» **WHAT IS NEEDED**
Which lines below hold the word "закладів"? Copy all of them.

== DATA SHOWN ==

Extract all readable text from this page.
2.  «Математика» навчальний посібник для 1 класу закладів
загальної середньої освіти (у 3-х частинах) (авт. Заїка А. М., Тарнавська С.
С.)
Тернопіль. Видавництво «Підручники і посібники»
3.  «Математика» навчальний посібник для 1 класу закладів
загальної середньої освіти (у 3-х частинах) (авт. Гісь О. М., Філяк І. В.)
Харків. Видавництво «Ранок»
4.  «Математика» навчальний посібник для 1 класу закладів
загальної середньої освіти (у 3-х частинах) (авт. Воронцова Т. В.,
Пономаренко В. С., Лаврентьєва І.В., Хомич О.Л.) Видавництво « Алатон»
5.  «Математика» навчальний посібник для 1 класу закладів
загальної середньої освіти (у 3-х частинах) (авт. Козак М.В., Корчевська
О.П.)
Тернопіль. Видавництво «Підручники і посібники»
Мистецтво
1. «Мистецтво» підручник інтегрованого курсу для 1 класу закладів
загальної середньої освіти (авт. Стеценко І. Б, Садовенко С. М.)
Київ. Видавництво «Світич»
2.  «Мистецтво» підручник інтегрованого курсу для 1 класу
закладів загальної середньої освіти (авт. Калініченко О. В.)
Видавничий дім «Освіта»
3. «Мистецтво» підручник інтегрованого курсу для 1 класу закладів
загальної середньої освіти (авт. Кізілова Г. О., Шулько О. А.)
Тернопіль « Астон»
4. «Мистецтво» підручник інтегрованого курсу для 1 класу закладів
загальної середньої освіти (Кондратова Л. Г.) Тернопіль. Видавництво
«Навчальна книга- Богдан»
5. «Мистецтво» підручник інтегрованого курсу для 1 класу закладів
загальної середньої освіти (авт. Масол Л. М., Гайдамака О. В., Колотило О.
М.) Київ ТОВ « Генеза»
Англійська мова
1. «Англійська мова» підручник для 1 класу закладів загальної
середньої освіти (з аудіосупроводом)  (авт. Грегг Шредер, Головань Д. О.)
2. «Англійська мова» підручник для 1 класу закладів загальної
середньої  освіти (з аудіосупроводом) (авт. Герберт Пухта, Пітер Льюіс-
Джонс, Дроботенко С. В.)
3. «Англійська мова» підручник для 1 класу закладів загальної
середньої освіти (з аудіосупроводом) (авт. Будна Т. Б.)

===

» **THE RESULT**
2.  «Математика» навчальний посібник для 1 класу закладів
3.  «Математика» навчальний посібник для 1 класу закладів
4.  «Математика» навчальний посібник для 1 класу закладів
5.  «Математика» навчальний посібник для 1 класу закладів
1. «Мистецтво» підручник інтегрованого курсу для 1 класу закладів
закладів загальної середньої освіти (авт. Калініченко О. В.)
3. «Мистецтво» підручник інтегрованого курсу для 1 класу закладів
4. «Мистецтво» підручник інтегрованого курсу для 1 класу закладів
5. «Мистецтво» підручник інтегрованого курсу для 1 класу закладів
1. «Англійська мова» підручник для 1 класу закладів загальної
2. «Англійська мова» підручник для 1 класу закладів загальної
3. «Англійська мова» підручник для 1 класу закладів загальної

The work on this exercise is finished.